→ **GIVEN TASK**: Read the material below and tally how many lines hold the word "STRIPS", giving the number and nothing else.

(Figure content listings)
╔══

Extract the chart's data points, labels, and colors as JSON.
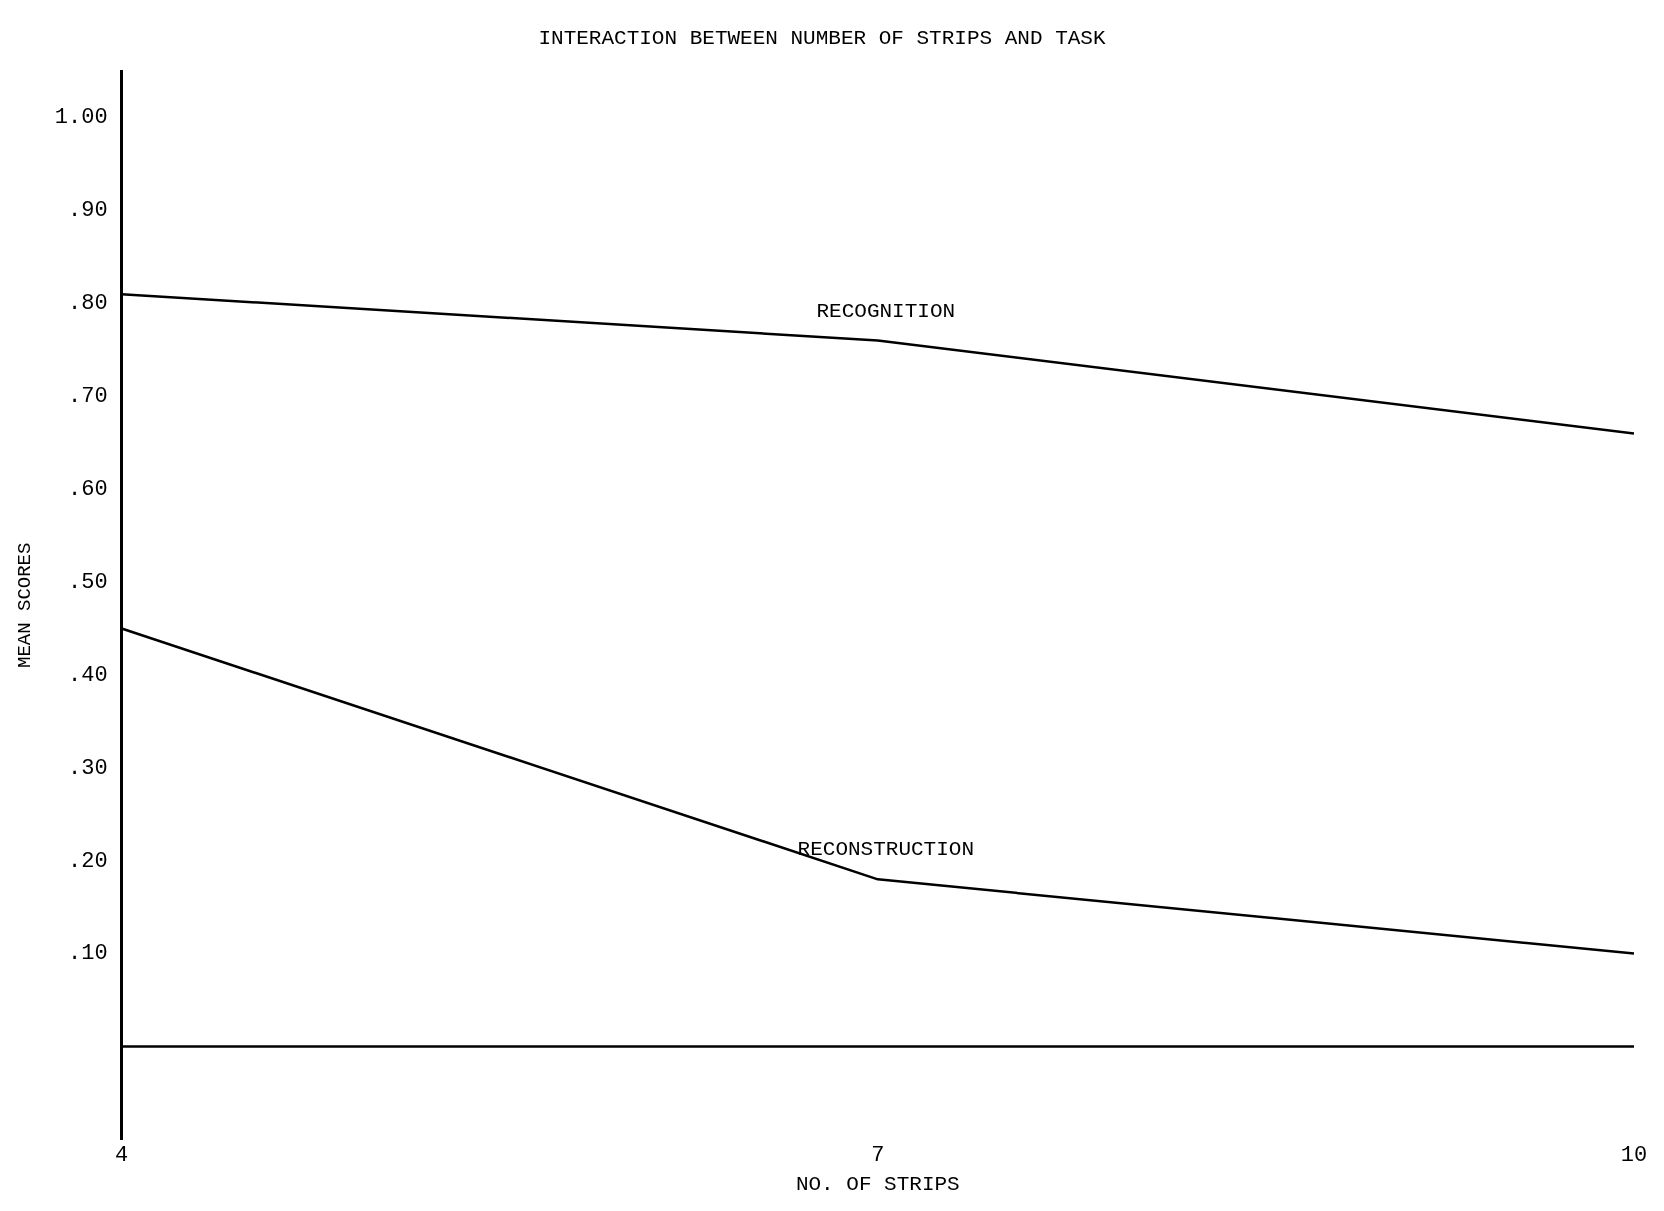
{
  "chart_data": {
    "type": "line",
    "title": "INTERACTION BETWEEN NUMBER OF STRIPS AND TASK",
    "xlabel": "NO. OF STRIPS",
    "ylabel": "MEAN SCORES",
    "x": [
      4,
      7,
      10
    ],
    "series": [
      {
        "name": "RECOGNITION",
        "color": "#000000",
        "values": [
          0.81,
          0.76,
          0.66
        ]
      },
      {
        "name": "RECONSTRUCTION",
        "color": "#000000",
        "values": [
          0.45,
          0.18,
          0.1
        ]
      }
    ],
    "xlim": [
      4,
      10
    ],
    "xticks": [
      4,
      7,
      10
    ],
    "ylim": [
      -0.1,
      1.05
    ],
    "yticks": [
      {
        "value": 0.1,
        "label": ".10"
      },
      {
        "value": 0.2,
        "label": ".20"
      },
      {
        "value": 0.3,
        "label": ".30"
      },
      {
        "value": 0.4,
        "label": ".40"
      },
      {
        "value": 0.5,
        "label": ".50"
      },
      {
        "value": 0.6,
        "label": ".60"
      },
      {
        "value": 0.7,
        "label": ".70"
      },
      {
        "value": 0.8,
        "label": ".80"
      },
      {
        "value": 0.9,
        "label": ".90"
      },
      {
        "value": 1,
        "label": "1.00"
      }
    ],
    "ref_lines": [
      {
        "axis": "y",
        "value": 0,
        "color": "#000000"
      }
    ],
    "grid": false,
    "legend": false,
    "marker": "none",
    "line_style": "solid"
  }
}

╚══

→ **ANSWER TO THE EXERCISE**: 2